- _Written request_
Note each line of the listing that contains the string "avatar", and copy it.

_ _ _ _

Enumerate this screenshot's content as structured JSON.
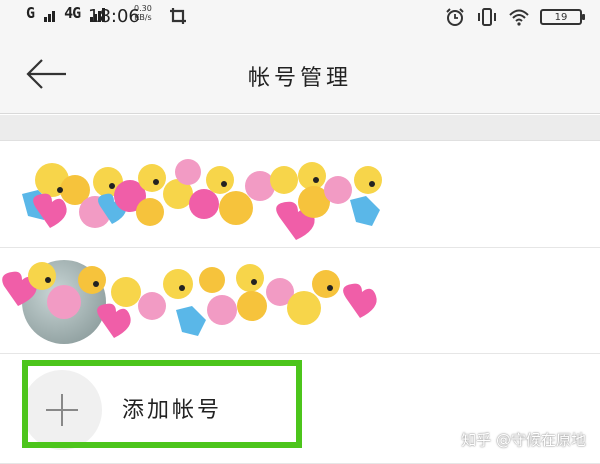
{
  "status_bar": {
    "network_1": "G",
    "network_2": "4G",
    "time": "18:06",
    "speed_value": "0.30",
    "speed_unit": "KB/s",
    "battery_level": "19"
  },
  "header": {
    "title": "帐号管理"
  },
  "accounts": [
    {
      "avatar": "sticker-collage"
    },
    {
      "avatar": "photo-with-sticker-overlay"
    }
  ],
  "add_account": {
    "label": "添加帐号"
  },
  "watermark": "知乎 @守候在原地",
  "colors": {
    "highlight_border": "#4cc51b",
    "header_bg": "#f6f6f6"
  },
  "icons": [
    "back-arrow-icon",
    "alarm-icon",
    "vibrate-icon",
    "wifi-icon",
    "battery-icon",
    "screenshot-icon",
    "plus-icon"
  ]
}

_ _ _ _

- _Task output_
      "avatar": "sticker-collage"
      "avatar": "photo-with-sticker-overlay"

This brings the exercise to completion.